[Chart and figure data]
========================================

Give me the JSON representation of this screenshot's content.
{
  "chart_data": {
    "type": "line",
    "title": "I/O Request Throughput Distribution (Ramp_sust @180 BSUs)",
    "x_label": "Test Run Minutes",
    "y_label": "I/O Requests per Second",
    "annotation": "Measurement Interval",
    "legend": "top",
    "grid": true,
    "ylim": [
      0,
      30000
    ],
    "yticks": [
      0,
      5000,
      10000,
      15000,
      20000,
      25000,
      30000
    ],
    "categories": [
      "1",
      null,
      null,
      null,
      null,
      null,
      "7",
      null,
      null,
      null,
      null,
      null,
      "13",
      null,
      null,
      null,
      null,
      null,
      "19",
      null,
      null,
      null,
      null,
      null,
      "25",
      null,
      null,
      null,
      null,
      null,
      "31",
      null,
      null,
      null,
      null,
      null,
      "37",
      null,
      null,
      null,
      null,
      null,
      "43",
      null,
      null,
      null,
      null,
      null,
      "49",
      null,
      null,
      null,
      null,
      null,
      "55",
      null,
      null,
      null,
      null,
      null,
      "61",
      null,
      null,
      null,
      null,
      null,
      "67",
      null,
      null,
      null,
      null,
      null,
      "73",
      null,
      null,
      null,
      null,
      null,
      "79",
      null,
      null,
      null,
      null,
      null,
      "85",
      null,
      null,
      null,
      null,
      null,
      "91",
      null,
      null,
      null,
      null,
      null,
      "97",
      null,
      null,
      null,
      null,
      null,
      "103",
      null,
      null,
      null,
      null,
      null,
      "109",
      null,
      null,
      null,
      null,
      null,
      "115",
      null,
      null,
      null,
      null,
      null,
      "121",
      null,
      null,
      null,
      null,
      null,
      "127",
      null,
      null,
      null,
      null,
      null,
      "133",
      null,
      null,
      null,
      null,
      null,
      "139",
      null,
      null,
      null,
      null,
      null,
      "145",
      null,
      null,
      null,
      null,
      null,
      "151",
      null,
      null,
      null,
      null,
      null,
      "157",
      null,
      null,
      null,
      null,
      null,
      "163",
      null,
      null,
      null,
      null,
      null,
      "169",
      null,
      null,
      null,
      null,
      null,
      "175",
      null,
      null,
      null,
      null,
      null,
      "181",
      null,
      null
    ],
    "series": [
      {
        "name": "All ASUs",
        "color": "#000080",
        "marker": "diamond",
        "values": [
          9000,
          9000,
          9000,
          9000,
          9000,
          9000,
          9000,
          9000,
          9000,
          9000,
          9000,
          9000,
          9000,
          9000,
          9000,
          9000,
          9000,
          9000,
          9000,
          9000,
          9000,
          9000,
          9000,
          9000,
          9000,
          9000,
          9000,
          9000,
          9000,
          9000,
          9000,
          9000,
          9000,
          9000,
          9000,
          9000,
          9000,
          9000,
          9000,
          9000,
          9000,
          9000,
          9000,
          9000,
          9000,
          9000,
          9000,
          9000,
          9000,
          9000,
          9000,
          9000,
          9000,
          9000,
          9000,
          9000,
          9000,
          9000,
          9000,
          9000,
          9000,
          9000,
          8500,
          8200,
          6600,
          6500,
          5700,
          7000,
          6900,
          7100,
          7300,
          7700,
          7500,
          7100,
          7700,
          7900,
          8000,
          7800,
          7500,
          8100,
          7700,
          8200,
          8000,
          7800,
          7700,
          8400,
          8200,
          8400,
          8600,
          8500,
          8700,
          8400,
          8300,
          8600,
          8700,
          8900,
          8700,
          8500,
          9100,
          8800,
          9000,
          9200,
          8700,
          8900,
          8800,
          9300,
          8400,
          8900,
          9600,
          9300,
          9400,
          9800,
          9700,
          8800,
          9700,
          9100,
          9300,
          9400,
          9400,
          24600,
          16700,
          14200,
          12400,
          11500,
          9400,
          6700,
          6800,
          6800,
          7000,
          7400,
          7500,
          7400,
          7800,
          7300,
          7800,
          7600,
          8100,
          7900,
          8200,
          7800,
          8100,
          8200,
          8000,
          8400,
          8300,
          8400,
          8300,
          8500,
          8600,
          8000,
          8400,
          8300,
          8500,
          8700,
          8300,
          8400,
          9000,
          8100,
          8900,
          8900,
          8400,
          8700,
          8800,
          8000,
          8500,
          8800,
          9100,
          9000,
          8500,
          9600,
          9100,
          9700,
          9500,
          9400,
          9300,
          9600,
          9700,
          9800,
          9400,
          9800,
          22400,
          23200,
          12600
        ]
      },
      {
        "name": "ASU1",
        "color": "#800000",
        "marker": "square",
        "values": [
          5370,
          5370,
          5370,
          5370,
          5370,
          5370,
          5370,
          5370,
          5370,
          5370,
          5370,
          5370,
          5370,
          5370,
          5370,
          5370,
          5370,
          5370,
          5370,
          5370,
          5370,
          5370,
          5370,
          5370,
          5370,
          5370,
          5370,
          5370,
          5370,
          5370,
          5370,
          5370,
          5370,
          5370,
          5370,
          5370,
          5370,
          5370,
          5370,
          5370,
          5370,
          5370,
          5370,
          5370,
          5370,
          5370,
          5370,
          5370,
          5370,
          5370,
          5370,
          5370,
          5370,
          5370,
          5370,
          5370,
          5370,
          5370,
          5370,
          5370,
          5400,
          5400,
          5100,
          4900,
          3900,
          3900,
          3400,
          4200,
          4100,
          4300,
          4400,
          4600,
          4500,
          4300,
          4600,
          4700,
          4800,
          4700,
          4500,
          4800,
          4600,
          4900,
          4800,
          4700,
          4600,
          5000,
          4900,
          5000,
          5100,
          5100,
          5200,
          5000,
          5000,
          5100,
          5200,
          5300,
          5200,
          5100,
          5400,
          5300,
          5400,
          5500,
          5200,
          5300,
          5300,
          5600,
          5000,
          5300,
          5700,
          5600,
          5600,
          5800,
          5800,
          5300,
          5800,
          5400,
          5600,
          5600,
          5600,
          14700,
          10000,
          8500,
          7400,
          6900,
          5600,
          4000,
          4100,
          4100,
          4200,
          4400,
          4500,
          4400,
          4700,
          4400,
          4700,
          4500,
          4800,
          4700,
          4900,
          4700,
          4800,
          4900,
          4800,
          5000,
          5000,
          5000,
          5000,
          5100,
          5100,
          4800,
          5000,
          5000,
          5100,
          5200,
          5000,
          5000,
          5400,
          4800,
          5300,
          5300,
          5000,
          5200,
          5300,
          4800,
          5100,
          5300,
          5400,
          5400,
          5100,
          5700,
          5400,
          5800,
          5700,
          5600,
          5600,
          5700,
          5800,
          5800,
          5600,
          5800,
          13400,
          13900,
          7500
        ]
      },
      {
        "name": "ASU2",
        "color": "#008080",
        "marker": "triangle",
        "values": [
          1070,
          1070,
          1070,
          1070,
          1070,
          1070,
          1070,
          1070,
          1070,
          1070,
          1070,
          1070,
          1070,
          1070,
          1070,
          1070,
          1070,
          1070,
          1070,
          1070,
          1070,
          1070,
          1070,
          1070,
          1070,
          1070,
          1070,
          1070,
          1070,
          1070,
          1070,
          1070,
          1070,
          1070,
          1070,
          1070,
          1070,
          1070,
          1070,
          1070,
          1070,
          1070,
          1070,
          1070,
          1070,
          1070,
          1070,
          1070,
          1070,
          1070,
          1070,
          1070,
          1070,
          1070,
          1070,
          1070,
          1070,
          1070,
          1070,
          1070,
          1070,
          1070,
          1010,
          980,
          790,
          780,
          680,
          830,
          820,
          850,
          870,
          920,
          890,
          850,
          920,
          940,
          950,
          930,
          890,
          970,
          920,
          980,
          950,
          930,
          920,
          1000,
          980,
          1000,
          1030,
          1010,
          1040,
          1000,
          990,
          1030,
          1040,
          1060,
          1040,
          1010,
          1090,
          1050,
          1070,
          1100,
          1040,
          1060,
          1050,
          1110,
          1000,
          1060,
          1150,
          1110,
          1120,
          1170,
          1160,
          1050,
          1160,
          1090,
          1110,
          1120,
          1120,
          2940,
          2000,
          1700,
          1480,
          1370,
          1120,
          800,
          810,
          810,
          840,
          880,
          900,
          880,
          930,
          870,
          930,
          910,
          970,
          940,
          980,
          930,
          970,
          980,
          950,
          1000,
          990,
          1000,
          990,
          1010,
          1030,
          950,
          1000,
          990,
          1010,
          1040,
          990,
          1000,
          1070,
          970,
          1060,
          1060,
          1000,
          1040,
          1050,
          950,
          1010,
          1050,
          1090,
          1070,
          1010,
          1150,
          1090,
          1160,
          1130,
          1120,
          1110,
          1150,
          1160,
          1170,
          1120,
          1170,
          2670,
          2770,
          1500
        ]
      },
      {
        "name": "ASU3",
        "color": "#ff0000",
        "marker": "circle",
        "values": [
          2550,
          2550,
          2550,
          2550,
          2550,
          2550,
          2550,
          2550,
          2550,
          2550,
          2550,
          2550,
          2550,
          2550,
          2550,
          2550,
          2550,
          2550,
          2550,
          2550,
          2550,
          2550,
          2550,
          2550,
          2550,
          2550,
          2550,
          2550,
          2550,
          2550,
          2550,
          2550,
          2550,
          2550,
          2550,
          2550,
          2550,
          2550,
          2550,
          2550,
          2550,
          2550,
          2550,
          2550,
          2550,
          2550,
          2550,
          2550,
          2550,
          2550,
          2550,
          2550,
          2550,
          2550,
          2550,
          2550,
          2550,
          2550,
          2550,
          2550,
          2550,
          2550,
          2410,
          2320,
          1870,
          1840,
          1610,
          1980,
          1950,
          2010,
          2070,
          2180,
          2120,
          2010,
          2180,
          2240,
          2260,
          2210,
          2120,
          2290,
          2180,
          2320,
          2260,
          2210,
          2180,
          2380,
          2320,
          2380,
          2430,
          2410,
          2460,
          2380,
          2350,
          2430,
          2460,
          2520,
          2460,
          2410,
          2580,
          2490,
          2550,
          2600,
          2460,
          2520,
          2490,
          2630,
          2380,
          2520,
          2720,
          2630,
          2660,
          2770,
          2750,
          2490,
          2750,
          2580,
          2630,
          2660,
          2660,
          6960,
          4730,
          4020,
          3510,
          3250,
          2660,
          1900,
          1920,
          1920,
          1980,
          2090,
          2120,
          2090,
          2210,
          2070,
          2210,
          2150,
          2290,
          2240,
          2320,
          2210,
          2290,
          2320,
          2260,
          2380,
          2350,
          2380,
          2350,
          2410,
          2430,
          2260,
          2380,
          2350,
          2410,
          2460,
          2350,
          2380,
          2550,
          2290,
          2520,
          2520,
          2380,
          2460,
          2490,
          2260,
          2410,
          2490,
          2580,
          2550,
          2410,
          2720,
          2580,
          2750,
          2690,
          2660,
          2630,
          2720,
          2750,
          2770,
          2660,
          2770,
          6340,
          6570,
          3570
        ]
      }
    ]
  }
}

========================================

= Your instructions =
Look for the word "name" in every line of the listing and copy the lines that have it.

= Result of the exercise =
        "name": "All ASUs",
        "name": "ASU1",
        "name": "ASU2",
        "name": "ASU3",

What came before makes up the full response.